_WORK TO COMPLETE:_
Below you will find a set of lines. Repeat them all exactly.

_INPUT RECORDS:_

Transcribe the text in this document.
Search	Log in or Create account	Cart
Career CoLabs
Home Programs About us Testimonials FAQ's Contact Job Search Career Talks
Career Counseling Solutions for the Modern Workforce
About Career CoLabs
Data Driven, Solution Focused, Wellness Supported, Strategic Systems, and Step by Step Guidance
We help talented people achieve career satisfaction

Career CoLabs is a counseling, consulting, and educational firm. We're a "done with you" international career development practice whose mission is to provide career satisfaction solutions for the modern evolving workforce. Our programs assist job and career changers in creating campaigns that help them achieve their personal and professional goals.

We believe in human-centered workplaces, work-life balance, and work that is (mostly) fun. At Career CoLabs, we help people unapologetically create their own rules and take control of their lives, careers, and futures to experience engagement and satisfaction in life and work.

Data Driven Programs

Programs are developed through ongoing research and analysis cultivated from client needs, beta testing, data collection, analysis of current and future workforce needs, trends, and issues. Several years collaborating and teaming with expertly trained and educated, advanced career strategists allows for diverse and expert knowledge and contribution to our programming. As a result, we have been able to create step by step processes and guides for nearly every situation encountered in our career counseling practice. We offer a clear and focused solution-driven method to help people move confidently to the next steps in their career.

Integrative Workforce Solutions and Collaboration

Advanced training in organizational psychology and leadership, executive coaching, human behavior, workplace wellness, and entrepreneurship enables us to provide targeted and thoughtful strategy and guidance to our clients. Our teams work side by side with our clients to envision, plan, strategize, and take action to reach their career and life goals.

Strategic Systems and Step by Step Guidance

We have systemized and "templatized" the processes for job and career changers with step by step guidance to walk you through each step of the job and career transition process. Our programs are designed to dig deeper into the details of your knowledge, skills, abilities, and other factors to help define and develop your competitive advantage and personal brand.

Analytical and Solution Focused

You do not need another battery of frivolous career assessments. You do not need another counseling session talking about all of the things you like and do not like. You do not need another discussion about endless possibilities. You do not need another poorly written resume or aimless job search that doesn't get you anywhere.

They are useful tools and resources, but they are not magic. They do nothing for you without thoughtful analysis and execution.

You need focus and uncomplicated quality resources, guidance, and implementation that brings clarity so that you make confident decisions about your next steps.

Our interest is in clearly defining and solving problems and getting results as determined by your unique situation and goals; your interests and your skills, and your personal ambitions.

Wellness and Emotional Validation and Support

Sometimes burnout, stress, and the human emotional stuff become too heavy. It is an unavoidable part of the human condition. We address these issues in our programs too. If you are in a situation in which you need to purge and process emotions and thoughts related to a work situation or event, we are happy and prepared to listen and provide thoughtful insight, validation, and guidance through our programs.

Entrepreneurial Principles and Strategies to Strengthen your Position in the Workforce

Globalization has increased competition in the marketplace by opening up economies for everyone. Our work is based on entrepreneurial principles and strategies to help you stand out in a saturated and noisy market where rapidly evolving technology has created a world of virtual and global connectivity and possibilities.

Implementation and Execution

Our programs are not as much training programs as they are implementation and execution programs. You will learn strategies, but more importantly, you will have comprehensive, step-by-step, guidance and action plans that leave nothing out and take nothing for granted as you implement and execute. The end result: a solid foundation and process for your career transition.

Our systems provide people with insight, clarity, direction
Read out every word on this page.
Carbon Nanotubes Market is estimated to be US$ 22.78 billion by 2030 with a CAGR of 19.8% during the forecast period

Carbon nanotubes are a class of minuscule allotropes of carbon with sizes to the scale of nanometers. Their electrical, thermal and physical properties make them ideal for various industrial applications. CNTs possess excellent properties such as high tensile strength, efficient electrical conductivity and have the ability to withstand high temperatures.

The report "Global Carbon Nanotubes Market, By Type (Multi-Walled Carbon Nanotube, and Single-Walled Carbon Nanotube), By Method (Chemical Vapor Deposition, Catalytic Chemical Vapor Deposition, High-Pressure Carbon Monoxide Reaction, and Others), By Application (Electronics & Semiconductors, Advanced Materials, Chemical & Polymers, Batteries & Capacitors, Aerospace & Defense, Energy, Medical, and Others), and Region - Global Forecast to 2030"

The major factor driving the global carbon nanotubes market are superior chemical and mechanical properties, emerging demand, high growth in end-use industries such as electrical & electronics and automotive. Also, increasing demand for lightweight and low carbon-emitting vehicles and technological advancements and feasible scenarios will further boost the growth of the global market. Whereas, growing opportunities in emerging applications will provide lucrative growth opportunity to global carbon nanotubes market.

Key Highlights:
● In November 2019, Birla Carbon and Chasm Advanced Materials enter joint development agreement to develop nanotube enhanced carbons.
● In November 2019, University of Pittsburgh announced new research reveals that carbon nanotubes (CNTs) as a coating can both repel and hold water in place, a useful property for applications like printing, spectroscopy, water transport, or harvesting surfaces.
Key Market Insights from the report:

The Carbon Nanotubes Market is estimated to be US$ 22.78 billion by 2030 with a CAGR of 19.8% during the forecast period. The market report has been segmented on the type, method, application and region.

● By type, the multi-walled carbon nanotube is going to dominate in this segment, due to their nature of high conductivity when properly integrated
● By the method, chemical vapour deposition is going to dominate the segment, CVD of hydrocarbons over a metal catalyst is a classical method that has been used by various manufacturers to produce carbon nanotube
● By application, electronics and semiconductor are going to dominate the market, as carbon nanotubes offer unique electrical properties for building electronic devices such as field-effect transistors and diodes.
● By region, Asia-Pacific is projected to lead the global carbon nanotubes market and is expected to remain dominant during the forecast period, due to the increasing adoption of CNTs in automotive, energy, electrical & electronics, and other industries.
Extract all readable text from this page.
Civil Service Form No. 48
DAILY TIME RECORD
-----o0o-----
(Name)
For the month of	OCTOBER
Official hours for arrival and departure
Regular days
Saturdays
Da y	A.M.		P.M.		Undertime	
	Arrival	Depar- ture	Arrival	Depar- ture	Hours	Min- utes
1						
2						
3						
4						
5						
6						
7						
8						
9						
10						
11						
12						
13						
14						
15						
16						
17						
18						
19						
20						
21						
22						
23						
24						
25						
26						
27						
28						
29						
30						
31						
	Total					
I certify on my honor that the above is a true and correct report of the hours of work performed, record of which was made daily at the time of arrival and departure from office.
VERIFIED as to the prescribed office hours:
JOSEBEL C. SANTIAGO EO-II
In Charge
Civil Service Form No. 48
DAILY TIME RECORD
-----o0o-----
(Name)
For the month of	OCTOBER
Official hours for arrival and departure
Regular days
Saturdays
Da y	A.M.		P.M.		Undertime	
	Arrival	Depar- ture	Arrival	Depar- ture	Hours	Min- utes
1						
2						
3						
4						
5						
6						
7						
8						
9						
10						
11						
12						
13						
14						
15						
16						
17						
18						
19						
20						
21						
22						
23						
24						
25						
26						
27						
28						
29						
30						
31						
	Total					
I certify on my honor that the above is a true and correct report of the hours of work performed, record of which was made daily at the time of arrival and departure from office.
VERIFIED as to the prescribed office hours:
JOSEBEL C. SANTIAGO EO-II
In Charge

_ANSWER IN FULL:_
Transcribe the text in this document.
Search	Log in or Create account	Cart
Career CoLabs
Home Programs About us Testimonials FAQ's Contact Job Search Career Talks
Career Counseling Solutions for the Modern Workforce
About Career CoLabs
Data Driven, Solution Focused, Wellness Supported, Strategic Systems, and Step by Step Guidance
We help talented people achieve career satisfaction

Career CoLabs is a counseling, consulting, and educational firm. We're a "done with you" international career development practice whose mission is to provide career satisfaction solutions for the modern evolving workforce. Our programs assist job and career changers in creating campaigns that help them achieve their personal and professional goals.

We believe in human-centered workplaces, work-life balance, and work that is (mostly) fun. At Career CoLabs, we help people unapologetically create their own rules and take control of their lives, careers, and futures to experience engagement and satisfaction in life and work.

Data Driven Programs

Programs are developed through ongoing research and analysis cultivated from client needs, beta testing, data collection, analysis of current and future workforce needs, trends, and issues. Several years collaborating and teaming with expertly trained and educated, advanced career strategists allows for diverse and expert knowledge and contribution to our programming. As a result, we have been able to create step by step processes and guides for nearly every situation encountered in our career counseling practice. We offer a clear and focused solution-driven method to help people move confidently to the next steps in their career.

Integrative Workforce Solutions and Collaboration

Advanced training in organizational psychology and leadership, executive coaching, human behavior, workplace wellness, and entrepreneurship enables us to provide targeted and thoughtful strategy and guidance to our clients. Our teams work side by side with our clients to envision, plan, strategize, and take action to reach their career and life goals.

Strategic Systems and Step by Step Guidance

We have systemized and "templatized" the processes for job and career changers with step by step guidance to walk you through each step of the job and career transition process. Our programs are designed to dig deeper into the details of your knowledge, skills, abilities, and other factors to help define and develop your competitive advantage and personal brand.

Analytical and Solution Focused

You do not need another battery of frivolous career assessments. You do not need another counseling session talking about all of the things you like and do not like. You do not need another discussion about endless possibilities. You do not need another poorly written resume or aimless job search that doesn't get you anywhere.

They are useful tools and resources, but they are not magic. They do nothing for you without thoughtful analysis and execution.

You need focus and uncomplicated quality resources, guidance, and implementation that brings clarity so that you make confident decisions about your next steps.

Our interest is in clearly defining and solving problems and getting results as determined by your unique situation and goals; your interests and your skills, and your personal ambitions.

Wellness and Emotional Validation and Support

Sometimes burnout, stress, and the human emotional stuff become too heavy. It is an unavoidable part of the human condition. We address these issues in our programs too. If you are in a situation in which you need to purge and process emotions and thoughts related to a work situation or event, we are happy and prepared to listen and provide thoughtful insight, validation, and guidance through our programs.

Entrepreneurial Principles and Strategies to Strengthen your Position in the Workforce

Globalization has increased competition in the marketplace by opening up economies for everyone. Our work is based on entrepreneurial principles and strategies to help you stand out in a saturated and noisy market where rapidly evolving technology has created a world of virtual and global connectivity and possibilities.

Implementation and Execution

Our programs are not as much training programs as they are implementation and execution programs. You will learn strategies, but more importantly, you will have comprehensive, step-by-step, guidance and action plans that leave nothing out and take nothing for granted as you implement and execute. The end result: a solid foundation and process for your career transition.

Our systems provide people with insight, clarity, direction
Read out every word on this page.
Carbon Nanotubes Market is estimated to be US$ 22.78 billion by 2030 with a CAGR of 19.8% during the forecast period

Carbon nanotubes are a class of minuscule allotropes of carbon with sizes to the scale of nanometers. Their electrical, thermal and physical properties make them ideal for various industrial applications. CNTs possess excellent properties such as high tensile strength, efficient electrical conductivity and have the ability to withstand high temperatures.

The report "Global Carbon Nanotubes Market, By Type (Multi-Walled Carbon Nanotube, and Single-Walled Carbon Nanotube), By Method (Chemical Vapor Deposition, Catalytic Chemical Vapor Deposition, High-Pressure Carbon Monoxide Reaction, and Others), By Application (Electronics & Semiconductors, Advanced Materials, Chemical & Polymers, Batteries & Capacitors, Aerospace & Defense, Energy, Medical, and Others), and Region - Global Forecast to 2030"

The major factor driving the global carbon nanotubes market are superior chemical and mechanical properties, emerging demand, high growth in end-use industries such as electrical & electronics and automotive. Also, increasing demand for lightweight and low carbon-emitting vehicles and technological advancements and feasible scenarios will further boost the growth of the global market. Whereas, growing opportunities in emerging applications will provide lucrative growth opportunity to global carbon nanotubes market.

Key Highlights:
● In November 2019, Birla Carbon and Chasm Advanced Materials enter joint development agreement to develop nanotube enhanced carbons.
● In November 2019, University of Pittsburgh announced new research reveals that carbon nanotubes (CNTs) as a coating can both repel and hold water in place, a useful property for applications like printing, spectroscopy, water transport, or harvesting surfaces.
Key Market Insights from the report:

The Carbon Nanotubes Market is estimated to be US$ 22.78 billion by 2030 with a CAGR of 19.8% during the forecast period. The market report has been segmented on the type, method, application and region.

● By type, the multi-walled carbon nanotube is going to dominate in this segment, due to their nature of high conductivity when properly integrated
● By the method, chemical vapour deposition is going to dominate the segment, CVD of hydrocarbons over a metal catalyst is a classical method that has been used by various manufacturers to produce carbon nanotube
● By application, electronics and semiconductor are going to dominate the market, as carbon nanotubes offer unique electrical properties for building electronic devices such as field-effect transistors and diodes.
● By region, Asia-Pacific is projected to lead the global carbon nanotubes market and is expected to remain dominant during the forecast period, due to the increasing adoption of CNTs in automotive, energy, electrical & electronics, and other industries.
Extract all readable text from this page.
Civil Service Form No. 48
DAILY TIME RECORD
-----o0o-----
(Name)
For the month of	OCTOBER
Official hours for arrival and departure
Regular days
Saturdays
Da y	A.M.		P.M.		Undertime	
	Arrival	Depar- ture	Arrival	Depar- ture	Hours	Min- utes
1						
2						
3						
4						
5						
6						
7						
8						
9						
10						
11						
12						
13						
14						
15						
16						
17						
18						
19						
20						
21						
22						
23						
24						
25						
26						
27						
28						
29						
30						
31						
	Total					
I certify on my honor that the above is a true and correct report of the hours of work performed, record of which was made daily at the time of arrival and departure from office.
VERIFIED as to the prescribed office hours:
JOSEBEL C. SANTIAGO EO-II
In Charge
Civil Service Form No. 48
DAILY TIME RECORD
-----o0o-----
(Name)
For the month of	OCTOBER
Official hours for arrival and departure
Regular days
Saturdays
Da y	A.M.		P.M.		Undertime	
	Arrival	Depar- ture	Arrival	Depar- ture	Hours	Min- utes
1						
2						
3						
4						
5						
6						
7						
8						
9						
10						
11						
12						
13						
14						
15						
16						
17						
18						
19						
20						
21						
22						
23						
24						
25						
26						
27						
28						
29						
30						
31						
	Total					
I certify on my honor that the above is a true and correct report of the hours of work performed, record of which was made daily at the time of arrival and departure from office.
VERIFIED as to the prescribed office hours:
JOSEBEL C. SANTIAGO EO-II
In Charge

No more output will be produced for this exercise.